BEGIN Text provided

Media literacy is primarily conceptualized as a learning outcome within an educational framework that aims to give children and young people opportunities to learn about mass media, popular culture, and communication technologies. Media literacy education (or media education) are terms used to refer to the pedagogical processes used to develop media literacy. Because media literacy has developed from the work of educators from many disciplinary perspectives (including communication, education, the fine arts, and public health) in a number of different countries (including England, Canada, Australia, the United States, and others), questions of terminology, focus, and emphasis are debated. In the United States, two national membership organizations support the work of media literacy educators: the Alliance for a Media Literate America (AMLA) and the Action Coalition for Media Education (ACME).

There are many different types of genres and formats within specific media and communication technologies, and media literacy programs may address these specific forms directly. For example, media literacy programs have included a focus on critical analysis of newspapers and television news, print and TV advertising, magazines, popular music, and contemporary film. Many media literacy advocates and educators make use of a unifying framework: key concepts or questions that identify the central ideas associated with media literacy learning. The key concepts can be explored with children of different ages and with different types of media messages. These include the following:

Messages are constructions. The media do not present simple reflections of external reality. Rather, media messages are carefully crafted constructions that are the result of many decisions and determining factors.

END Text provided

Parts of the exercise:
1/ According to the media literacy text, which two national membership organizations support media literacy educators in the United States?
2/ Rewrite the entries starting at the first one and ending at the line that contains "sidebar-item-backups[interactable]: Backups: [8, 449, 102, 517]". Substitute "Repositories" for "Storages" and leave everything else unchanged.

BEGIN Given records

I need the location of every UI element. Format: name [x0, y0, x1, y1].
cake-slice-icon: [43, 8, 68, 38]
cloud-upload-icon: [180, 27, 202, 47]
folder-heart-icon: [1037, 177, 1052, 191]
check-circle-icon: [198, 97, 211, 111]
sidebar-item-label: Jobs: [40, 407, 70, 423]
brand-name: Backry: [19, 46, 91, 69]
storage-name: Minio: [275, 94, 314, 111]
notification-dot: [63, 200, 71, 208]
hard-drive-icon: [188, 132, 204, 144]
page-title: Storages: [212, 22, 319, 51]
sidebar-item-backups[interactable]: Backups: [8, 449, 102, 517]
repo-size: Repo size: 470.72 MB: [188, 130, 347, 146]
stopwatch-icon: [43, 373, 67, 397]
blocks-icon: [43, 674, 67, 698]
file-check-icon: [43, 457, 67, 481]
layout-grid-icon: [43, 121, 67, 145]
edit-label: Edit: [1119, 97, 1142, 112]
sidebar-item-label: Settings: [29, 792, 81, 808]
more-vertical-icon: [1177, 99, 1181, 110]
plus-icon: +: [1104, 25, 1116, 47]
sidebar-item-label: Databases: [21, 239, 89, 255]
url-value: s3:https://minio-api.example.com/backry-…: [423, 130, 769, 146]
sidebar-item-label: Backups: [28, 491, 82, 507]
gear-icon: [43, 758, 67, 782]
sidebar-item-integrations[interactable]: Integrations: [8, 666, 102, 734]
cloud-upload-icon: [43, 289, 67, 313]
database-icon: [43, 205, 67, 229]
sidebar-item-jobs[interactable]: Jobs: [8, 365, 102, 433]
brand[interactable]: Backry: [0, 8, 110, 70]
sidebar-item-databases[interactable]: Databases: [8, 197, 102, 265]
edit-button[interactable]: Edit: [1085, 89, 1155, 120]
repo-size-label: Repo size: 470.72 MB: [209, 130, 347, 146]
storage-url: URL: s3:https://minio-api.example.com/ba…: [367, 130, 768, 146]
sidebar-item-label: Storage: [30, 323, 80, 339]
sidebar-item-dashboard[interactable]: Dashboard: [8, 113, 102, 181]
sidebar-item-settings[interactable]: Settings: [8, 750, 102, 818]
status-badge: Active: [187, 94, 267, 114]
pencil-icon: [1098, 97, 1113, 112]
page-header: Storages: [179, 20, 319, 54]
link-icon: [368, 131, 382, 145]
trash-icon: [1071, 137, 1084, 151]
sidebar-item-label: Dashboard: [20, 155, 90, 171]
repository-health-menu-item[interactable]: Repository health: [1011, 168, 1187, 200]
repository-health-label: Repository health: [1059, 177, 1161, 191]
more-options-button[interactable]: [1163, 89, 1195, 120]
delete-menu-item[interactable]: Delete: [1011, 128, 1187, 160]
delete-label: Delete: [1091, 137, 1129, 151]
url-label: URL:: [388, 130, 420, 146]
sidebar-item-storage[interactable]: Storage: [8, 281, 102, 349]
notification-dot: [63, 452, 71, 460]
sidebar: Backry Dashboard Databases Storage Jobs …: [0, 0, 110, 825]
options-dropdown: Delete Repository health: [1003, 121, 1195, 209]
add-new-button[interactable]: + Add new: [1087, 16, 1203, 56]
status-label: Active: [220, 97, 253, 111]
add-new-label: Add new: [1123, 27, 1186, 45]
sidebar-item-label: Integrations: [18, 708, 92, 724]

END Given records

Answer set:
1/ The Alliance for a Media Literate America (AMLA) and the Action Coalition for Media Education (ACME).

2/
I need the location of every UI element. Format: name [x0, y0, x1, y1].
cake-slice-icon: [43, 8, 68, 38]
cloud-upload-icon: [180, 27, 202, 47]
folder-heart-icon: [1037, 177, 1052, 191]
check-circle-icon: [198, 97, 211, 111]
sidebar-item-label: Jobs: [40, 407, 70, 423]
brand-name: Backry: [19, 46, 91, 69]
storage-name: Minio: [275, 94, 314, 111]
notification-dot: [63, 200, 71, 208]
hard-drive-icon: [188, 132, 204, 144]
page-title: Repositories: [212, 22, 319, 51]
sidebar-item-backups[interactable]: Backups: [8, 449, 102, 517]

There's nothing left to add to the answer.